| Provided records |
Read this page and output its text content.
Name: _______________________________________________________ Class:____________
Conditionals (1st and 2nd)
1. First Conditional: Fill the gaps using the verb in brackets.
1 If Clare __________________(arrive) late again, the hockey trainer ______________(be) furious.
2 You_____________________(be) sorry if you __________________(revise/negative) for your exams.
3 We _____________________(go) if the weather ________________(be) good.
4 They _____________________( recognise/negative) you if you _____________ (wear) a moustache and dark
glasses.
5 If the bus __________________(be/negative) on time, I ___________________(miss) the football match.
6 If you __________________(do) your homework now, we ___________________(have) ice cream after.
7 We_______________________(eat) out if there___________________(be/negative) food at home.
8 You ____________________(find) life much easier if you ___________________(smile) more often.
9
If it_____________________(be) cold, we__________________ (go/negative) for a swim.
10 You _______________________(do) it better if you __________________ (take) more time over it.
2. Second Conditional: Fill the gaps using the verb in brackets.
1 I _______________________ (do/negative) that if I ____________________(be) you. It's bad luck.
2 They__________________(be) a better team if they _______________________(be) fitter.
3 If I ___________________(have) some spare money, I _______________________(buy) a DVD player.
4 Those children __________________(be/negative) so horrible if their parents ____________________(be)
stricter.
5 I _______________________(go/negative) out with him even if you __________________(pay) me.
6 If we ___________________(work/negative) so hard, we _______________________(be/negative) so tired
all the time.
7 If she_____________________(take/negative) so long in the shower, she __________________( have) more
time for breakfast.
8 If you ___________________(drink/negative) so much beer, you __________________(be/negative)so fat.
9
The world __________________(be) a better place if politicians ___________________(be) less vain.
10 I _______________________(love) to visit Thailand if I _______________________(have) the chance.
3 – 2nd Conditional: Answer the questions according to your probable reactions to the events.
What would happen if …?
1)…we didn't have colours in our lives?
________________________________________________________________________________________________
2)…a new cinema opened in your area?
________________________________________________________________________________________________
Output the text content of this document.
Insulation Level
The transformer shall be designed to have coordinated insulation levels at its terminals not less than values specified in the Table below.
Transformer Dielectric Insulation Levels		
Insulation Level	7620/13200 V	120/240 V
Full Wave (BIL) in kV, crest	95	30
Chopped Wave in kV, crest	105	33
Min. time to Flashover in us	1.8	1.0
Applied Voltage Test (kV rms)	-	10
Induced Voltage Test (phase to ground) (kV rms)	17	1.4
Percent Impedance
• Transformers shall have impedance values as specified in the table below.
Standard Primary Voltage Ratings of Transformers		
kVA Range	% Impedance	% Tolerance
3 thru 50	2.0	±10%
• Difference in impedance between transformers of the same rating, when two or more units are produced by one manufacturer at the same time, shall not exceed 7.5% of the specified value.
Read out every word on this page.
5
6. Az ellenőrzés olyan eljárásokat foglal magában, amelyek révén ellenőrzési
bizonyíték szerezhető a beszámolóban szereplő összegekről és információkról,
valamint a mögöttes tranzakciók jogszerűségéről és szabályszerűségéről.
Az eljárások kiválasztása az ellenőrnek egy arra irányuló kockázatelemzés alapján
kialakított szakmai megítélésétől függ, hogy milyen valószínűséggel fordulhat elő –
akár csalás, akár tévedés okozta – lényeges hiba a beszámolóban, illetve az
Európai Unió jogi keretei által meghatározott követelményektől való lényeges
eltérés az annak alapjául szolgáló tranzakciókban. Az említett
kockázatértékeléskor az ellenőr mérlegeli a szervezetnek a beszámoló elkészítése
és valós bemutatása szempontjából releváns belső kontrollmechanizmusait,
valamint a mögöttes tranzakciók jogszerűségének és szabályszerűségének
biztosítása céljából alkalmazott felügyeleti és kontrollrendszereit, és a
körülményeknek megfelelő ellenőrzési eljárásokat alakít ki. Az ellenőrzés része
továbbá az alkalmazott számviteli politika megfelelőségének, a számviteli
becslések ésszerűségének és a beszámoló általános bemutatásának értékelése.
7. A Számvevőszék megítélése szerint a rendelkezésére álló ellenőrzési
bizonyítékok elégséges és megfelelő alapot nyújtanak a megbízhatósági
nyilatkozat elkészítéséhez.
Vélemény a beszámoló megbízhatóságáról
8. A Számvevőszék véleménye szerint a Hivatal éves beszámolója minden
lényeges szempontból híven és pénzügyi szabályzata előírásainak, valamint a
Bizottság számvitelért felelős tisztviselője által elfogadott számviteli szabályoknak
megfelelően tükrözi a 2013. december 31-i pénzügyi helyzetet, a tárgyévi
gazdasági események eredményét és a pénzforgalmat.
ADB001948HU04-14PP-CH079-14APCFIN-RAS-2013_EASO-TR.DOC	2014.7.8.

| Task prompt |
Scan the listing above. Gather each line that contains the word "content".

| Exercise output |
Read this page and output its text content.
Output the text content of this document.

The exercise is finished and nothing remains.